Recorded data:
>> begin

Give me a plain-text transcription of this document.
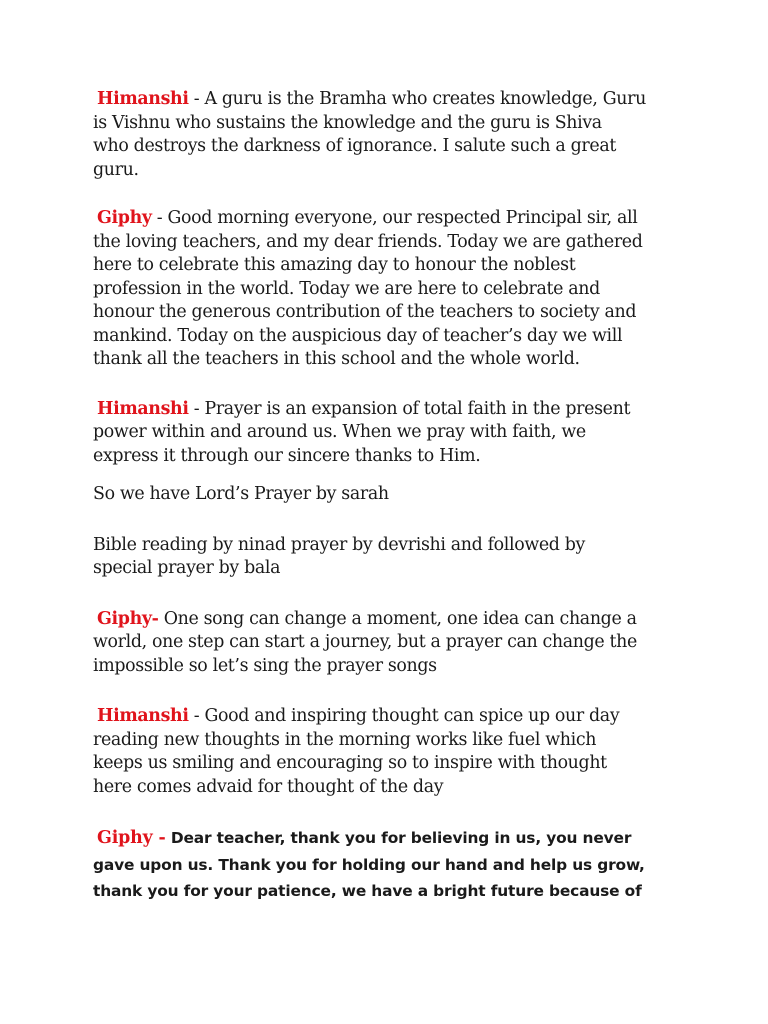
Himanshi - A guru is the Bramha who creates knowledge, Guru
is Vishnu who sustains the knowledge and the guru is Shiva
who destroys the darkness of ignorance. I salute such a great
guru.

Giphy - Good morning everyone, our respected Principal sir, all
the loving teachers, and my dear friends. Today we are gathered
here to celebrate this amazing day to honour the noblest
profession in the world. Today we are here to celebrate and
honour the generous contribution of the teachers to society and
mankind. Today on the auspicious day of teacher’s day we will
thank all the teachers in this school and the whole world.

Himanshi - Prayer is an expansion of total faith in the present
power within and around us. When we pray with faith, we
express it through our sincere thanks to Him.

So we have Lord’s Prayer by sarah

Bible reading by ninad prayer by devrishi and followed by
special prayer by bala

Giphy- One song can change a moment, one idea can change a
world, one step can start a journey, but a prayer can change the
impossible so let’s sing the prayer songs

Himanshi - Good and inspiring thought can spice up our day
reading new thoughts in the morning works like fuel which
keeps us smiling and encouraging so to inspire with thought
here comes advaid for thought of the day

Giphy - Dear teacher, thank you for believing in us, you never
gave upon us. Thank you for holding our hand and help us grow,
thank you for your patience, we have a bright future because of
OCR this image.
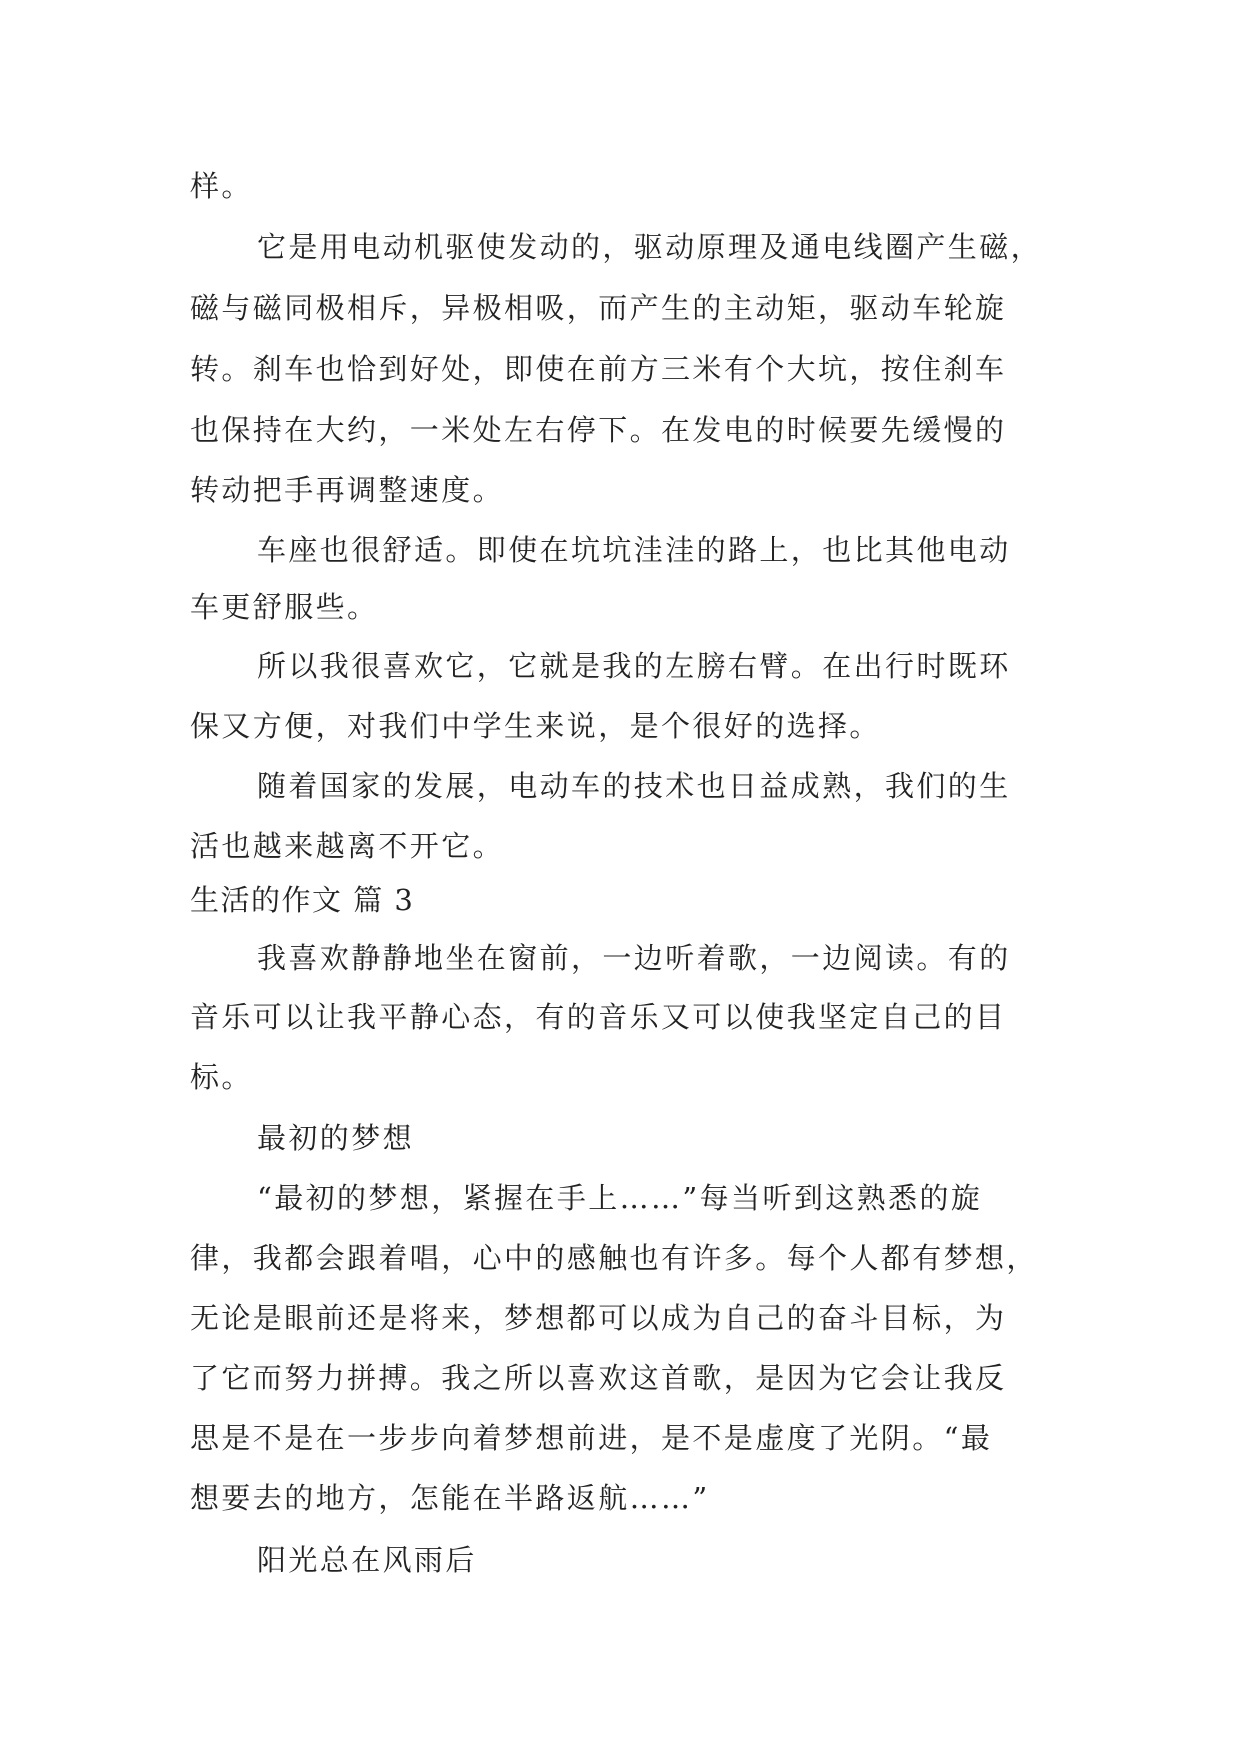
样。
它是用电动机驱使发动的，驱动原理及通电线圈产生磁，
磁与磁同极相斥，异极相吸，而产生的主动矩，驱动车轮旋
转。刹车也恰到好处，即使在前方三米有个大坑，按住刹车
也保持在大约，一米处左右停下。在发电的时候要先缓慢的
转动把手再调整速度。
车座也很舒适。即使在坑坑洼洼的路上，也比其他电动
车更舒服些。
所以我很喜欢它，它就是我的左膀右臂。在出行时既环
保又方便，对我们中学生来说，是个很好的选择。
随着国家的发展，电动车的技术也日益成熟，我们的生
活也越来越离不开它。
生活的作文 篇 3
我喜欢静静地坐在窗前，一边听着歌，一边阅读。有的
音乐可以让我平静心态，有的音乐又可以使我坚定自己的目
标。
最初的梦想
“最初的梦想，紧握在手上……”每当听到这熟悉的旋
律，我都会跟着唱，心中的感触也有许多。每个人都有梦想，
无论是眼前还是将来，梦想都可以成为自己的奋斗目标，为
了它而努力拼搏。我之所以喜欢这首歌，是因为它会让我反
思是不是在一步步向着梦想前进，是不是虚度了光阴。“最
想要去的地方，怎能在半路返航……”
阳光总在风雨后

>> end

# Exercise prompt
Without including any pictures, output all the entries above exactly.

# Exercise response
Give me a plain-text transcription of this document.
Himanshi - A guru is the Bramha who creates knowledge, Guru
is Vishnu who sustains the knowledge and the guru is Shiva
who destroys the darkness of ignorance. I salute such a great
guru.

Giphy - Good morning everyone, our respected Principal sir, all
the loving teachers, and my dear friends. Today we are gathered
here to celebrate this amazing day to honour the noblest
profession in the world. Today we are here to celebrate and
honour the generous contribution of the teachers to society and
mankind. Today on the auspicious day of teacher’s day we will
thank all the teachers in this school and the whole world.

Himanshi - Prayer is an expansion of total faith in the present
power within and around us. When we pray with faith, we
express it through our sincere thanks to Him.

So we have Lord’s Prayer by sarah

Bible reading by ninad prayer by devrishi and followed by
special prayer by bala

Giphy- One song can change a moment, one idea can change a
world, one step can start a journey, but a prayer can change the
impossible so let’s sing the prayer songs

Himanshi - Good and inspiring thought can spice up our day
reading new thoughts in the morning works like fuel which
keeps us smiling and encouraging so to inspire with thought
here comes advaid for thought of the day

Giphy - Dear teacher, thank you for believing in us, you never
gave upon us. Thank you for holding our hand and help us grow,
thank you for your patience, we have a bright future because of
OCR this image.
样。
它是用电动机驱使发动的，驱动原理及通电线圈产生磁，
磁与磁同极相斥，异极相吸，而产生的主动矩，驱动车轮旋
转。刹车也恰到好处，即使在前方三米有个大坑，按住刹车
也保持在大约，一米处左右停下。在发电的时候要先缓慢的
转动把手再调整速度。
车座也很舒适。即使在坑坑洼洼的路上，也比其他电动
车更舒服些。
所以我很喜欢它，它就是我的左膀右臂。在出行时既环
保又方便，对我们中学生来说，是个很好的选择。
随着国家的发展，电动车的技术也日益成熟，我们的生
活也越来越离不开它。
生活的作文 篇 3
我喜欢静静地坐在窗前，一边听着歌，一边阅读。有的
音乐可以让我平静心态，有的音乐又可以使我坚定自己的目
标。
最初的梦想
“最初的梦想，紧握在手上……”每当听到这熟悉的旋
律，我都会跟着唱，心中的感触也有许多。每个人都有梦想，
无论是眼前还是将来，梦想都可以成为自己的奋斗目标，为
了它而努力拼搏。我之所以喜欢这首歌，是因为它会让我反
思是不是在一步步向着梦想前进，是不是虚度了光阴。“最
想要去的地方，怎能在半路返航……”
阳光总在风雨后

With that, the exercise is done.